• [Exercise description]:
Copy each of the entries below word for word, without changing anything.

• [Task inputs]:
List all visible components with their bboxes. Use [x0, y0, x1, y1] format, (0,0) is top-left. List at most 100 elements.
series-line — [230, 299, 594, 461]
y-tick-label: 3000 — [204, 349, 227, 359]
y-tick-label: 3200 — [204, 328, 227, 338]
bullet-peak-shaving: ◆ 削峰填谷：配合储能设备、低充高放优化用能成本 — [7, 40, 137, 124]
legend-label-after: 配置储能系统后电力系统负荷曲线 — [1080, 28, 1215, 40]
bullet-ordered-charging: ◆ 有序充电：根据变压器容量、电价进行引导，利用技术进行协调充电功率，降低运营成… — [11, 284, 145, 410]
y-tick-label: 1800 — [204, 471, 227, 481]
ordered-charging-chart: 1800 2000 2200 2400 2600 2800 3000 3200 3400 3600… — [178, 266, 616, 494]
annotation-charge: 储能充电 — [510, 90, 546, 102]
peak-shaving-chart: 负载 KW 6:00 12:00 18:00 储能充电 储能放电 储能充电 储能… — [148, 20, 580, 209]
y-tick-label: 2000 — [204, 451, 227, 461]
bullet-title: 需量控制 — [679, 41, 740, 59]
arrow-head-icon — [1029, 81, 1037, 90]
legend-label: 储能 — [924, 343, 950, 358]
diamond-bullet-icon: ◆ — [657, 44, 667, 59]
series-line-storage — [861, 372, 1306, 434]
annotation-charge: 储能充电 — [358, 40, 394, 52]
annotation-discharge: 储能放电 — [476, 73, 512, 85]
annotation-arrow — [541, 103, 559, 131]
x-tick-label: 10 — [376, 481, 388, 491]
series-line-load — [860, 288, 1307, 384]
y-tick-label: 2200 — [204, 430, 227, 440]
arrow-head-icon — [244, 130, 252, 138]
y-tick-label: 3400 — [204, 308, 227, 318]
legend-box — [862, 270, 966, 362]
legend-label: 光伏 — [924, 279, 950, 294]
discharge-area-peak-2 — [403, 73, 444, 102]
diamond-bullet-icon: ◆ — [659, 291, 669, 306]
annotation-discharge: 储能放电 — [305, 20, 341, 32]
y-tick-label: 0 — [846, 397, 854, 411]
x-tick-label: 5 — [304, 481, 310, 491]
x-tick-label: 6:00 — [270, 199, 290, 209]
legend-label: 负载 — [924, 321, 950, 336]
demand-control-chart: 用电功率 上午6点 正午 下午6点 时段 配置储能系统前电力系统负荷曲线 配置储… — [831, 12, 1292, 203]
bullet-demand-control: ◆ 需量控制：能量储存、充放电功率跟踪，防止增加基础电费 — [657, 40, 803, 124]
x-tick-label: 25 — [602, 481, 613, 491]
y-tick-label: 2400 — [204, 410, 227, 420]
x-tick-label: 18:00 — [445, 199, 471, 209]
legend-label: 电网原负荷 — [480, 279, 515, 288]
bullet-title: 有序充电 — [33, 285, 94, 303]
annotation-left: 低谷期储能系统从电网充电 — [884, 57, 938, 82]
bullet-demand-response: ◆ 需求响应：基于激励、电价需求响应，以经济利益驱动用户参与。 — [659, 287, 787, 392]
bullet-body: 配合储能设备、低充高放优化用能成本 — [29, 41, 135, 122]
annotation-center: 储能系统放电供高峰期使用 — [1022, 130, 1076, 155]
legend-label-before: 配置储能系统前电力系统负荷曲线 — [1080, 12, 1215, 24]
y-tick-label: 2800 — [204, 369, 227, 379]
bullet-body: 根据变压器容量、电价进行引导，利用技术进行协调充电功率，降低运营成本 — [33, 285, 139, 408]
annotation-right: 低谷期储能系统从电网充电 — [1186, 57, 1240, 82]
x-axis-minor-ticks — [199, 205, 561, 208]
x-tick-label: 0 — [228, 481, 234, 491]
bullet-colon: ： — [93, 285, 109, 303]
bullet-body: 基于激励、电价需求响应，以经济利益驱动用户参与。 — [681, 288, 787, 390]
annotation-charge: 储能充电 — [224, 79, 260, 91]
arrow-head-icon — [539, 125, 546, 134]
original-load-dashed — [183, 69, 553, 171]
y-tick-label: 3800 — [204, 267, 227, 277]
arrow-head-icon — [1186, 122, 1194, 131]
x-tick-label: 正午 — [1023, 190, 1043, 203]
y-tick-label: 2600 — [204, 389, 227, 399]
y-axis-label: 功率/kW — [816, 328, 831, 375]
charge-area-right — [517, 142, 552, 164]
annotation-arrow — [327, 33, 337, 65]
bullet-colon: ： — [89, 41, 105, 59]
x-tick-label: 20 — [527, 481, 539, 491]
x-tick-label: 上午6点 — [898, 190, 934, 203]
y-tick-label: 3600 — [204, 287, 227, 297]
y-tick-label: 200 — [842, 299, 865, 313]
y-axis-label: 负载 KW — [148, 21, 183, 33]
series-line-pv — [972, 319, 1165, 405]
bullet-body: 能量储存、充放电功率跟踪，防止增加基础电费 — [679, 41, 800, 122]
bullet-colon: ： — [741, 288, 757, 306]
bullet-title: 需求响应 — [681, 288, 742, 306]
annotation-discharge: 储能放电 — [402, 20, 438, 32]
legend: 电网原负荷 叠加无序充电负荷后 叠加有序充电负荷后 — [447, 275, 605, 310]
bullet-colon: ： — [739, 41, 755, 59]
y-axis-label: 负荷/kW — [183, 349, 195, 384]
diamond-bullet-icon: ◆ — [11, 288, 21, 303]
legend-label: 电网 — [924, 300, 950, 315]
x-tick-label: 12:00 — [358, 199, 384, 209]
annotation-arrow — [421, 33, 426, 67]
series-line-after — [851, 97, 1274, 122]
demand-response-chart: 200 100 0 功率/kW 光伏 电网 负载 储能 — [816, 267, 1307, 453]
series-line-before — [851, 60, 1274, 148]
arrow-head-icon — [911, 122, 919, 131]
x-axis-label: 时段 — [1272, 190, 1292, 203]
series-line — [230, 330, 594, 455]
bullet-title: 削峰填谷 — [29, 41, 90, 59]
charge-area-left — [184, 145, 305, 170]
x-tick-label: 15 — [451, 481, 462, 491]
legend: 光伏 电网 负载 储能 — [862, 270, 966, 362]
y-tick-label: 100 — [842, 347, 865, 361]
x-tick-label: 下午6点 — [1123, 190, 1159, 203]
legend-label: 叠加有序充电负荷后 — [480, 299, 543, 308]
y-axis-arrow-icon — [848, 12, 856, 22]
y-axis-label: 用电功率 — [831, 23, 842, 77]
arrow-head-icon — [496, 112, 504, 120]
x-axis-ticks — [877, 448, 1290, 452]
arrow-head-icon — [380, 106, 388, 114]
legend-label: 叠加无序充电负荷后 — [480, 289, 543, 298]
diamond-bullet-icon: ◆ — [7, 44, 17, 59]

• [Written response]:
List all visible components with their bboxes. Use [x0, y0, x1, y1] format, (0,0) is top-left. List at most 100 elements.
series-line — [230, 299, 594, 461]
y-tick-label: 3000 — [204, 349, 227, 359]
y-tick-label: 3200 — [204, 328, 227, 338]
bullet-peak-shaving: ◆ 削峰填谷：配合储能设备、低充高放优化用能成本 — [7, 40, 137, 124]
legend-label-after: 配置储能系统后电力系统负荷曲线 — [1080, 28, 1215, 40]
bullet-ordered-charging: ◆ 有序充电：根据变压器容量、电价进行引导，利用技术进行协调充电功率，降低运营成… — [11, 284, 145, 410]
y-tick-label: 1800 — [204, 471, 227, 481]
ordered-charging-chart: 1800 2000 2200 2400 2600 2800 3000 3200 3400 3600… — [178, 266, 616, 494]
annotation-charge: 储能充电 — [510, 90, 546, 102]
peak-shaving-chart: 负载 KW 6:00 12:00 18:00 储能充电 储能放电 储能充电 储能… — [148, 20, 580, 209]
y-tick-label: 2000 — [204, 451, 227, 461]
bullet-title: 需量控制 — [679, 41, 740, 59]
arrow-head-icon — [1029, 81, 1037, 90]
legend-label: 储能 — [924, 343, 950, 358]
diamond-bullet-icon: ◆ — [657, 44, 667, 59]
series-line-storage — [861, 372, 1306, 434]
annotation-charge: 储能充电 — [358, 40, 394, 52]
annotation-discharge: 储能放电 — [476, 73, 512, 85]
annotation-arrow — [541, 103, 559, 131]
x-tick-label: 10 — [376, 481, 388, 491]
series-line-load — [860, 288, 1307, 384]
y-tick-label: 2200 — [204, 430, 227, 440]
arrow-head-icon — [244, 130, 252, 138]
y-tick-label: 3400 — [204, 308, 227, 318]
legend-box — [862, 270, 966, 362]
legend-label: 光伏 — [924, 279, 950, 294]
discharge-area-peak-2 — [403, 73, 444, 102]
diamond-bullet-icon: ◆ — [659, 291, 669, 306]
annotation-discharge: 储能放电 — [305, 20, 341, 32]
y-tick-label: 0 — [846, 397, 854, 411]
x-tick-label: 5 — [304, 481, 310, 491]
x-tick-label: 6:00 — [270, 199, 290, 209]
legend-label: 负载 — [924, 321, 950, 336]
demand-control-chart: 用电功率 上午6点 正午 下午6点 时段 配置储能系统前电力系统负荷曲线 配置储… — [831, 12, 1292, 203]
bullet-demand-control: ◆ 需量控制：能量储存、充放电功率跟踪，防止增加基础电费 — [657, 40, 803, 124]
x-tick-label: 25 — [602, 481, 613, 491]
y-tick-label: 2400 — [204, 410, 227, 420]
x-tick-label: 18:00 — [445, 199, 471, 209]
legend-label: 电网原负荷 — [480, 279, 515, 288]
bullet-title: 有序充电 — [33, 285, 94, 303]
annotation-left: 低谷期储能系统从电网充电 — [884, 57, 938, 82]
bullet-demand-response: ◆ 需求响应：基于激励、电价需求响应，以经济利益驱动用户参与。 — [659, 287, 787, 392]
bullet-body: 配合储能设备、低充高放优化用能成本 — [29, 41, 135, 122]
annotation-center: 储能系统放电供高峰期使用 — [1022, 130, 1076, 155]
legend-label-before: 配置储能系统前电力系统负荷曲线 — [1080, 12, 1215, 24]
y-tick-label: 2800 — [204, 369, 227, 379]
bullet-body: 根据变压器容量、电价进行引导，利用技术进行协调充电功率，降低运营成本 — [33, 285, 139, 408]
annotation-right: 低谷期储能系统从电网充电 — [1186, 57, 1240, 82]
x-axis-minor-ticks — [199, 205, 561, 208]
x-tick-label: 0 — [228, 481, 234, 491]
bullet-colon: ： — [93, 285, 109, 303]
bullet-body: 基于激励、电价需求响应，以经济利益驱动用户参与。 — [681, 288, 787, 390]
annotation-charge: 储能充电 — [224, 79, 260, 91]
arrow-head-icon — [539, 125, 546, 134]
original-load-dashed — [183, 69, 553, 171]
y-tick-label: 3800 — [204, 267, 227, 277]
arrow-head-icon — [1186, 122, 1194, 131]
x-tick-label: 正午 — [1023, 190, 1043, 203]
y-tick-label: 2600 — [204, 389, 227, 399]
y-axis-label: 功率/kW — [816, 328, 831, 375]
charge-area-right — [517, 142, 552, 164]
annotation-arrow — [327, 33, 337, 65]
bullet-colon: ： — [89, 41, 105, 59]
x-tick-label: 20 — [527, 481, 539, 491]
x-tick-label: 上午6点 — [898, 190, 934, 203]
y-tick-label: 3600 — [204, 287, 227, 297]
y-tick-label: 200 — [842, 299, 865, 313]
y-axis-label: 负载 KW — [148, 21, 183, 33]
series-line-pv — [972, 319, 1165, 405]
bullet-body: 能量储存、充放电功率跟踪，防止增加基础电费 — [679, 41, 800, 122]
bullet-colon: ： — [741, 288, 757, 306]
bullet-title: 需求响应 — [681, 288, 742, 306]
annotation-discharge: 储能放电 — [402, 20, 438, 32]
legend: 电网原负荷 叠加无序充电负荷后 叠加有序充电负荷后 — [447, 275, 605, 310]
bullet-colon: ： — [739, 41, 755, 59]
y-axis-label: 负荷/kW — [183, 349, 195, 384]
diamond-bullet-icon: ◆ — [11, 288, 21, 303]
legend-label: 电网 — [924, 300, 950, 315]
x-tick-label: 12:00 — [358, 199, 384, 209]
annotation-arrow — [421, 33, 426, 67]
series-line-after — [851, 97, 1274, 122]
demand-response-chart: 200 100 0 功率/kW 光伏 电网 负载 储能 — [816, 267, 1307, 453]
series-line-before — [851, 60, 1274, 148]
arrow-head-icon — [911, 122, 919, 131]
x-axis-label: 时段 — [1272, 190, 1292, 203]
series-line — [230, 330, 594, 455]
bullet-title: 削峰填谷 — [29, 41, 90, 59]
charge-area-left — [184, 145, 305, 170]
x-tick-label: 15 — [451, 481, 462, 491]
legend: 光伏 电网 负载 储能 — [862, 270, 966, 362]
y-tick-label: 100 — [842, 347, 865, 361]
x-tick-label: 下午6点 — [1123, 190, 1159, 203]
legend-label: 叠加有序充电负荷后 — [480, 299, 543, 308]
y-axis-arrow-icon — [848, 12, 856, 22]
y-axis-label: 用电功率 — [831, 23, 842, 77]
arrow-head-icon — [496, 112, 504, 120]
x-axis-ticks — [877, 448, 1290, 452]
arrow-head-icon — [380, 106, 388, 114]
legend-label: 叠加无序充电负荷后 — [480, 289, 543, 298]
diamond-bullet-icon: ◆ — [7, 44, 17, 59]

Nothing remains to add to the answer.